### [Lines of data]

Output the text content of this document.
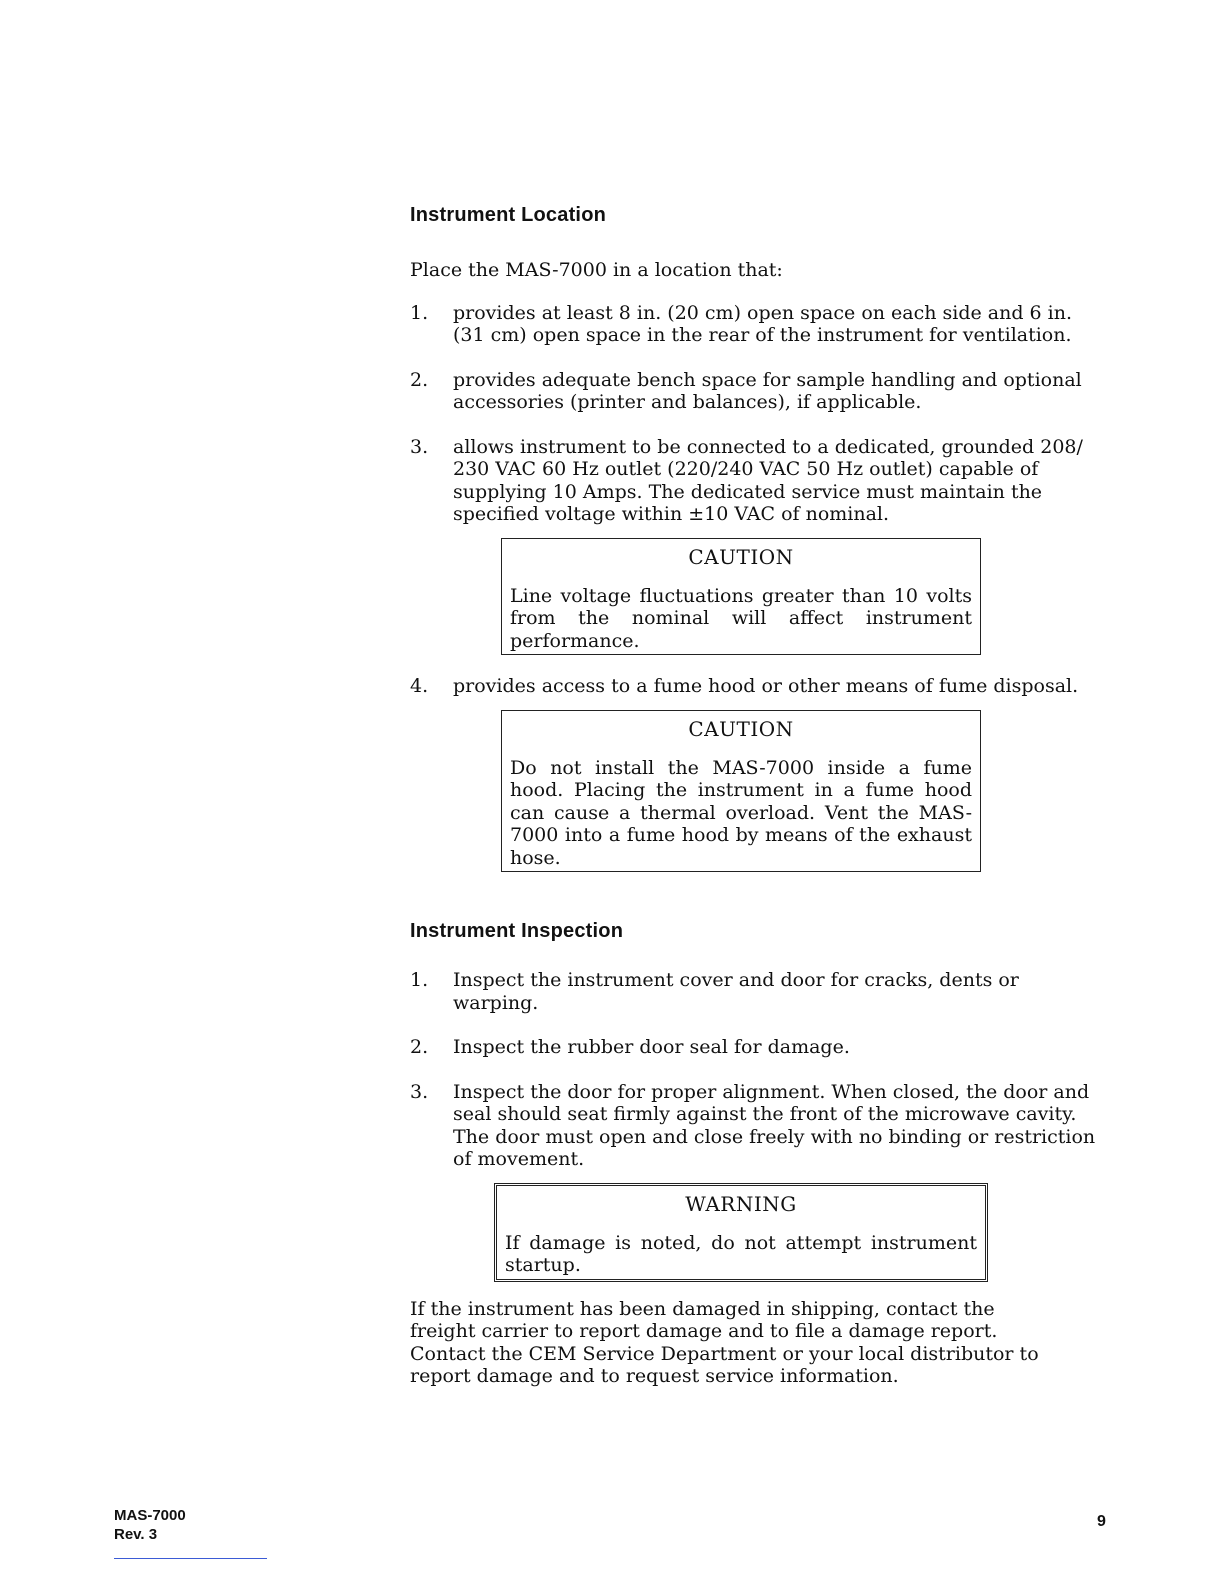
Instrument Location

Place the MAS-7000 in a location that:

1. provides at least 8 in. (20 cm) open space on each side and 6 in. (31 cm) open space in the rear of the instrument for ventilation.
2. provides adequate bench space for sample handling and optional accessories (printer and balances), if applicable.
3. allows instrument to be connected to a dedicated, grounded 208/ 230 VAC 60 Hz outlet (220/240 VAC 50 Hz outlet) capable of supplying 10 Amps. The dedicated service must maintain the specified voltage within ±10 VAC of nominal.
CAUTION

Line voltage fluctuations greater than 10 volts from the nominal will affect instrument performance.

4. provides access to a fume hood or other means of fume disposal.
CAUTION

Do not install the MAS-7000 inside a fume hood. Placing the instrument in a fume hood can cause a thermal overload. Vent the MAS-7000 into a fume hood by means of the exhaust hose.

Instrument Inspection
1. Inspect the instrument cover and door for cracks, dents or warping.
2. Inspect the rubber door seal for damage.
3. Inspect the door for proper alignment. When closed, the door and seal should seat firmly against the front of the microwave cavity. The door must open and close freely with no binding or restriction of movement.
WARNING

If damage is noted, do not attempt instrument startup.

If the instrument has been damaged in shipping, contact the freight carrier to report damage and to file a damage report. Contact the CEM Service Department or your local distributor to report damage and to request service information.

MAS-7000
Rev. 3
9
---
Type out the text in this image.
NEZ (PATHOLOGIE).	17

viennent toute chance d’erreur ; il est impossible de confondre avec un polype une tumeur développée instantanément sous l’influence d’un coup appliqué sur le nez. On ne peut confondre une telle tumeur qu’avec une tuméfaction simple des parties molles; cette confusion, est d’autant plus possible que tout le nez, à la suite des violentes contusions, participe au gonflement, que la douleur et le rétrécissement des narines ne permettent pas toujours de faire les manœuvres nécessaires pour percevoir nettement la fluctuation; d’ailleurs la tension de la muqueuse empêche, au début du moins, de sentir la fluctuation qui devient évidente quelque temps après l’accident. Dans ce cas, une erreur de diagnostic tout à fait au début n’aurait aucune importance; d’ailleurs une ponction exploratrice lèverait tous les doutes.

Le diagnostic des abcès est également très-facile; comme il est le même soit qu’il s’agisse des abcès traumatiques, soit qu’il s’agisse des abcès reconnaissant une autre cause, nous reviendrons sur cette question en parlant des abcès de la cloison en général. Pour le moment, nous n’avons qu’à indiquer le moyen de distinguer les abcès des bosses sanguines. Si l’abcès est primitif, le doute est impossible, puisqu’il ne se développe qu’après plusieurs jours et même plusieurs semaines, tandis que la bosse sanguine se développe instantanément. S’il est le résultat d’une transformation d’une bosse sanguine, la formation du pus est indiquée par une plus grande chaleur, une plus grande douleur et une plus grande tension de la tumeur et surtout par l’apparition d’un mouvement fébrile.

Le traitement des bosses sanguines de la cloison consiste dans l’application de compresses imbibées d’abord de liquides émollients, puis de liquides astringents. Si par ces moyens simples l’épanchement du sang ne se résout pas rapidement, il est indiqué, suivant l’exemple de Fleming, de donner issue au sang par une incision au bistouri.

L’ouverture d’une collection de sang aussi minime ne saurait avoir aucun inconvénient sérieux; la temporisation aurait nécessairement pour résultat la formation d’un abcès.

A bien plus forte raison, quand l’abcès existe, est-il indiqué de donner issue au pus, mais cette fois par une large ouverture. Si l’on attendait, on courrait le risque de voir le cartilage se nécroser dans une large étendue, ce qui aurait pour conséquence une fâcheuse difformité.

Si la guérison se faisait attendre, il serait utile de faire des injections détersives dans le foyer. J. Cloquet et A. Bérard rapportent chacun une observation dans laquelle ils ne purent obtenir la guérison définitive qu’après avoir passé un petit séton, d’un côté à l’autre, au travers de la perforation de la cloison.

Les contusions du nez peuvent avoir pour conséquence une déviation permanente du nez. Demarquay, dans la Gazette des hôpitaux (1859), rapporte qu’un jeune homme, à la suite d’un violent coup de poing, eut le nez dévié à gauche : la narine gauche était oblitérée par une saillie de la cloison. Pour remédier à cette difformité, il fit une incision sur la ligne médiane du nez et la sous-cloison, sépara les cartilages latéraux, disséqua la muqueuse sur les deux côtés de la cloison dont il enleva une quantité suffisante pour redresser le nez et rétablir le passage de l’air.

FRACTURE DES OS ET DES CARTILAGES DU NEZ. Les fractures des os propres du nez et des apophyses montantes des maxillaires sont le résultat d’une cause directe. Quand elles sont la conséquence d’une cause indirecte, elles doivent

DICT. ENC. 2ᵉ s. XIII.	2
---
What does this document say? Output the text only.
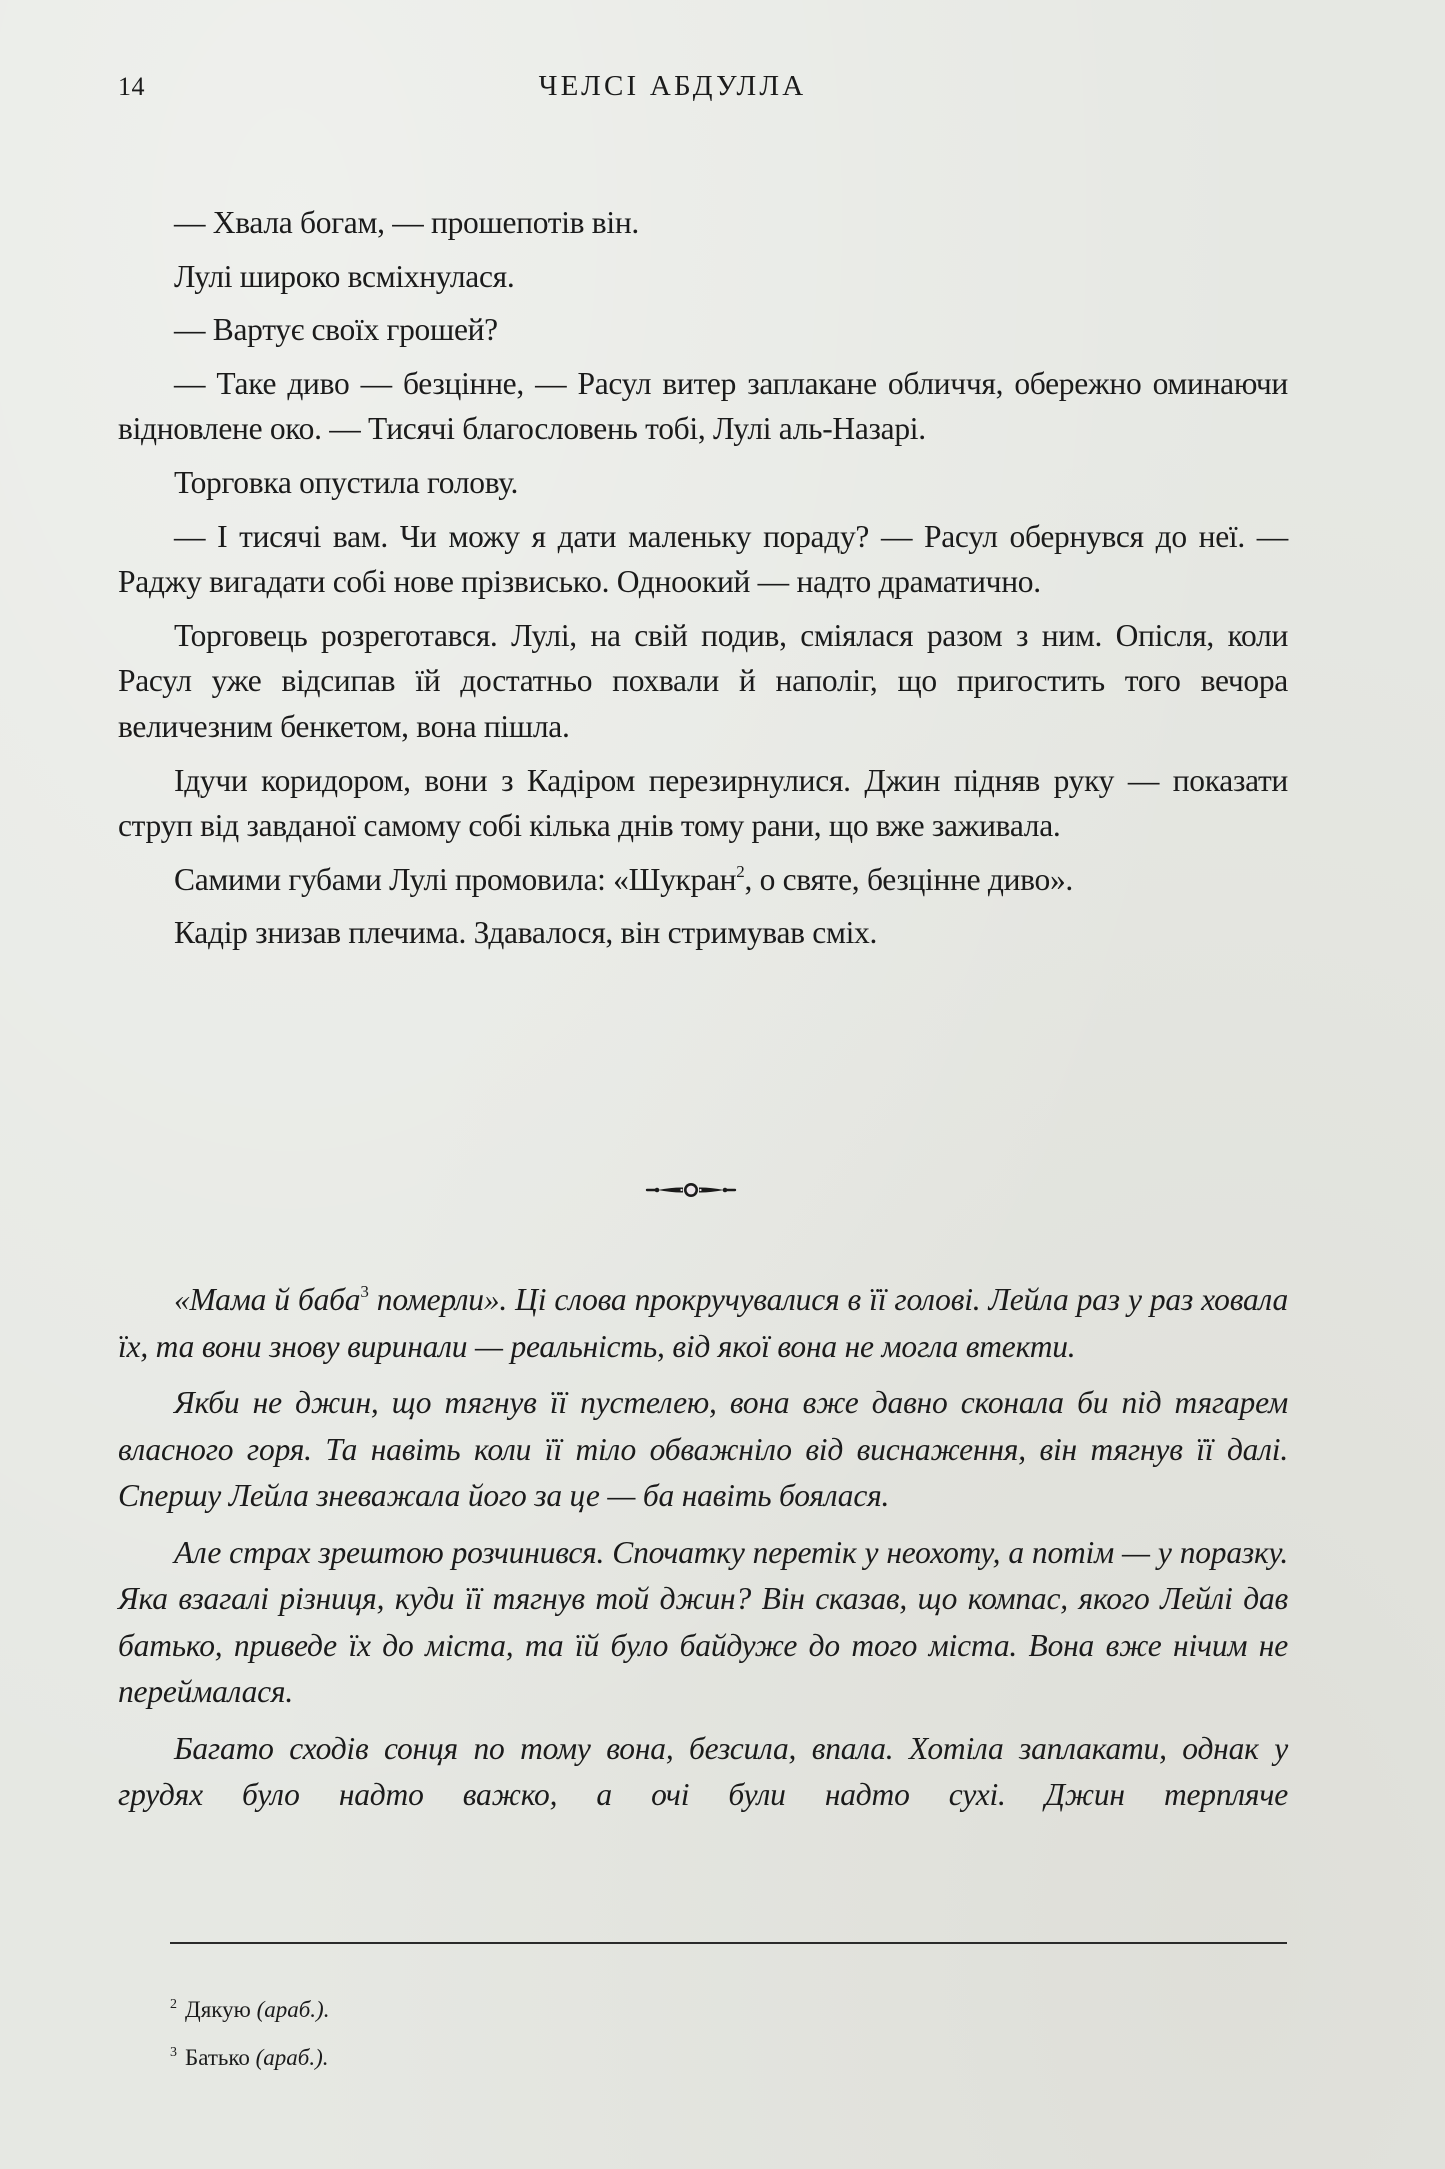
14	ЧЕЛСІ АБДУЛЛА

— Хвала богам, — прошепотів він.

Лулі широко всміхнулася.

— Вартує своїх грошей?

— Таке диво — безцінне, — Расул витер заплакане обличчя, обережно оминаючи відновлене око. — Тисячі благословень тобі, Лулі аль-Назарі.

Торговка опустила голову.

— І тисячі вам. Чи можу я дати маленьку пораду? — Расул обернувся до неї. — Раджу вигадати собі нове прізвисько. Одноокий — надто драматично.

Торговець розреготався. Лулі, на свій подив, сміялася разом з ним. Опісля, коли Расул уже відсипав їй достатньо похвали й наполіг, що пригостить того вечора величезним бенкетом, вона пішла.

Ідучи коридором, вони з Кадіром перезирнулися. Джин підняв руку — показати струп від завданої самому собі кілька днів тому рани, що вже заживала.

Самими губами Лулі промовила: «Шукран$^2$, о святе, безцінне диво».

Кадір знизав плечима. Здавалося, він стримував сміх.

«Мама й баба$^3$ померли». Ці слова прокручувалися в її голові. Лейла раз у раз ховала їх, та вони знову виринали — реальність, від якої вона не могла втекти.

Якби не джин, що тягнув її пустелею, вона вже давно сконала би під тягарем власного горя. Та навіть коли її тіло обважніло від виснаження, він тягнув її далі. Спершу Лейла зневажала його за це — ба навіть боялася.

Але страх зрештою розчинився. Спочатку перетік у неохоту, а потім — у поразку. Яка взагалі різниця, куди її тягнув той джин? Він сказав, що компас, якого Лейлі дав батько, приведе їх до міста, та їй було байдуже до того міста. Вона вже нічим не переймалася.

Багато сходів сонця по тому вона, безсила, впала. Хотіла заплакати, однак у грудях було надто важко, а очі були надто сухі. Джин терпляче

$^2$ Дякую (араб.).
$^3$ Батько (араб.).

### [What is being asked]
Look over the listing. Pull out every line with the string "space" in it.

### [Result below]
1. provides at least 8 in. (20 cm) open space on each side and 6 in. (31 cm) open space in the rear of the instrument for ventilation.
2. provides adequate bench space for sample handling and optional accessories (printer and balances), if applicable.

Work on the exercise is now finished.